====== Given entries ======
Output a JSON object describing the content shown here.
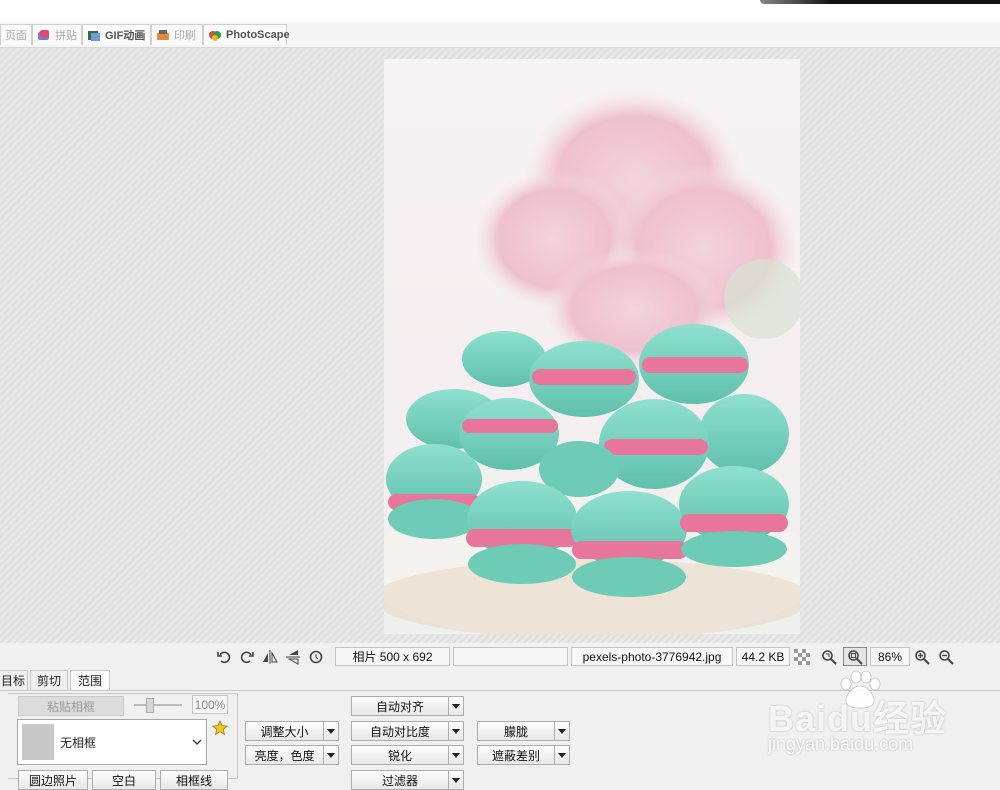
{
  "tabs": [
    {
      "label": "页面",
      "icon": "page-icon"
    },
    {
      "label": "拼贴",
      "icon": "combine-icon"
    },
    {
      "label": "GIF动画",
      "icon": "gif-icon"
    },
    {
      "label": "印刷",
      "icon": "print-icon"
    },
    {
      "label": "PhotoScape",
      "icon": "photoscape-icon"
    }
  ],
  "statusbar": {
    "image_size": "相片 500 x 692",
    "empty_field": "",
    "filename": "pexels-photo-3776942.jpg",
    "filesize": "44.2 KB",
    "zoom": "86%"
  },
  "panel": {
    "tabs": [
      "目标",
      "剪切",
      "范围"
    ],
    "paste_frame": "粘贴相框",
    "opacity": "100%",
    "frame_select": "无相框",
    "bottom_buttons": [
      "圆边照片",
      "空白",
      "相框线"
    ],
    "resize": "调整大小",
    "brightness": "亮度，色度",
    "auto_level": "自动对齐",
    "auto_contrast": "自动对比度",
    "sharpen": "锐化",
    "filter": "过滤器",
    "blur": "朦胧",
    "backlight": "遮蔽差别"
  },
  "watermark": {
    "brand": "Baidu经验",
    "url": "jingyan.baidu.com"
  },
  "colors": {
    "canvas_stripe": "#dedede",
    "macaron": "#7fd6c3",
    "filling": "#e8759c",
    "rose": "#f1c7d2"
  }
}
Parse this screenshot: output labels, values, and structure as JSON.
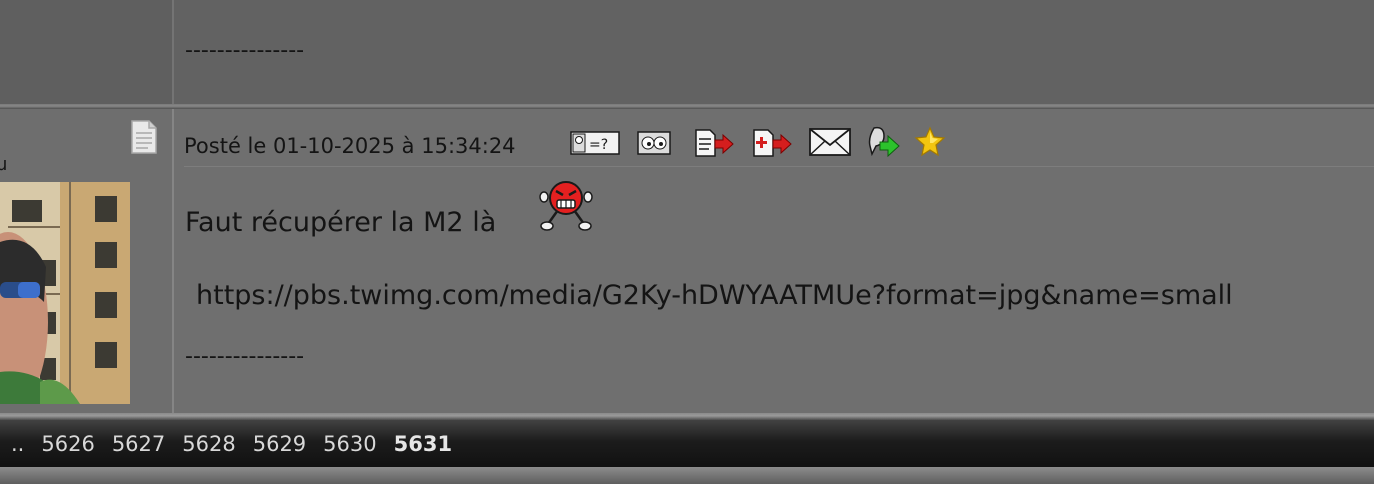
{
  "previous_post": {
    "signature": "---------------"
  },
  "post": {
    "author_tail": "u",
    "date": "Posté le 01-10-2025 à 15:34:24",
    "message": "Faut récupérer la M2 là",
    "link": "https://pbs.twimg.com/media/G2Ky-hDWYAATMUe?format=jpg&name=small",
    "signature": "---------------",
    "smiley": "angry-red-smiley"
  },
  "toolbar": {
    "icons": [
      "profile-quiz-icon",
      "eyes-icon",
      "quote-icon",
      "multi-quote-icon",
      "mail-icon",
      "alert-icon",
      "favorite-star-icon"
    ]
  },
  "pagination": {
    "ellipsis": "..",
    "pages": [
      "5626",
      "5627",
      "5628",
      "5629",
      "5630"
    ],
    "current": "5631"
  }
}
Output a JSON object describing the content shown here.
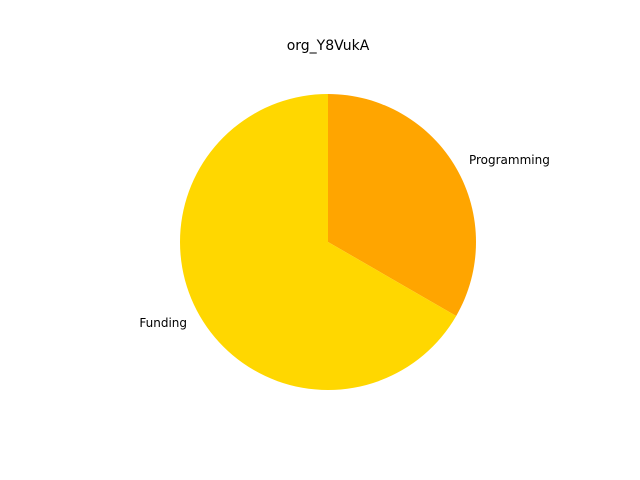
{
  "chart_data": {
    "type": "pie",
    "title": "org_Y8VukA",
    "start_angle_deg": 90,
    "direction": "clockwise",
    "slices": [
      {
        "label": "Programming",
        "value": 0.3333,
        "color": "#FFA500"
      },
      {
        "label": "Funding",
        "value": 0.6667,
        "color": "#FFD700"
      }
    ]
  }
}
======
# What you are asked to do:
Make an exact copy of the data, leaving its pictures out.

# Answer in full:
Output a JSON object describing the content shown here.
{
  "tabs": [
    {
      "label": "页面",
      "icon": "page-icon"
    },
    {
      "label": "拼贴",
      "icon": "combine-icon"
    },
    {
      "label": "GIF动画",
      "icon": "gif-icon"
    },
    {
      "label": "印刷",
      "icon": "print-icon"
    },
    {
      "label": "PhotoScape",
      "icon": "photoscape-icon"
    }
  ],
  "statusbar": {
    "image_size": "相片 500 x 692",
    "empty_field": "",
    "filename": "pexels-photo-3776942.jpg",
    "filesize": "44.2 KB",
    "zoom": "86%"
  },
  "panel": {
    "tabs": [
      "目标",
      "剪切",
      "范围"
    ],
    "paste_frame": "粘贴相框",
    "opacity": "100%",
    "frame_select": "无相框",
    "bottom_buttons": [
      "圆边照片",
      "空白",
      "相框线"
    ],
    "resize": "调整大小",
    "brightness": "亮度，色度",
    "auto_level": "自动对齐",
    "auto_contrast": "自动对比度",
    "sharpen": "锐化",
    "filter": "过滤器",
    "blur": "朦胧",
    "backlight": "遮蔽差别"
  },
  "watermark": {
    "brand": "Baidu经验",
    "url": "jingyan.baidu.com"
  },
  "colors": {
    "canvas_stripe": "#dedede",
    "macaron": "#7fd6c3",
    "filling": "#e8759c",
    "rose": "#f1c7d2"
  }
}
Parse this screenshot: output labels, values, and structure as JSON.
{
  "previous_post": {
    "signature": "---------------"
  },
  "post": {
    "author_tail": "u",
    "date": "Posté le 01-10-2025 à 15:34:24",
    "message": "Faut récupérer la M2 là",
    "link": "https://pbs.twimg.com/media/G2Ky-hDWYAATMUe?format=jpg&name=small",
    "signature": "---------------",
    "smiley": "angry-red-smiley"
  },
  "toolbar": {
    "icons": [
      "profile-quiz-icon",
      "eyes-icon",
      "quote-icon",
      "multi-quote-icon",
      "mail-icon",
      "alert-icon",
      "favorite-star-icon"
    ]
  },
  "pagination": {
    "ellipsis": "..",
    "pages": [
      "5626",
      "5627",
      "5628",
      "5629",
      "5630"
    ],
    "current": "5631"
  }
}
Output a JSON object describing the content shown here.
{
  "chart_data": {
    "type": "pie",
    "title": "org_Y8VukA",
    "start_angle_deg": 90,
    "direction": "clockwise",
    "slices": [
      {
        "label": "Programming",
        "value": 0.3333,
        "color": "#FFA500"
      },
      {
        "label": "Funding",
        "value": 0.6667,
        "color": "#FFD700"
      }
    ]
  }
}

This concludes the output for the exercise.